Please write out the material below exactly as given.

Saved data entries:

+++

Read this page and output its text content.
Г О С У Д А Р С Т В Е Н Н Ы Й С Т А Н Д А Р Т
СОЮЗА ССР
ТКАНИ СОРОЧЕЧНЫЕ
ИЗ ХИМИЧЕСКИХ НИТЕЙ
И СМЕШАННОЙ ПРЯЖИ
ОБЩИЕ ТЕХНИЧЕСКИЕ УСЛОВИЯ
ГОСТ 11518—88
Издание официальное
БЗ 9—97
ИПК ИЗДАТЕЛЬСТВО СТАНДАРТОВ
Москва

+++

ANSWER IN FULL
Read this page and output its text content.
Г О С У Д А Р С Т В Е Н Н Ы Й С Т А Н Д А Р Т
СОЮЗА ССР
ТКАНИ СОРОЧЕЧНЫЕ
ИЗ ХИМИЧЕСКИХ НИТЕЙ
И СМЕШАННОЙ ПРЯЖИ
ОБЩИЕ ТЕХНИЧЕСКИЕ УСЛОВИЯ
ГОСТ 11518—88
Издание официальное
БЗ 9—97
ИПК ИЗДАТЕЛЬСТВО СТАНДАРТОВ
Москва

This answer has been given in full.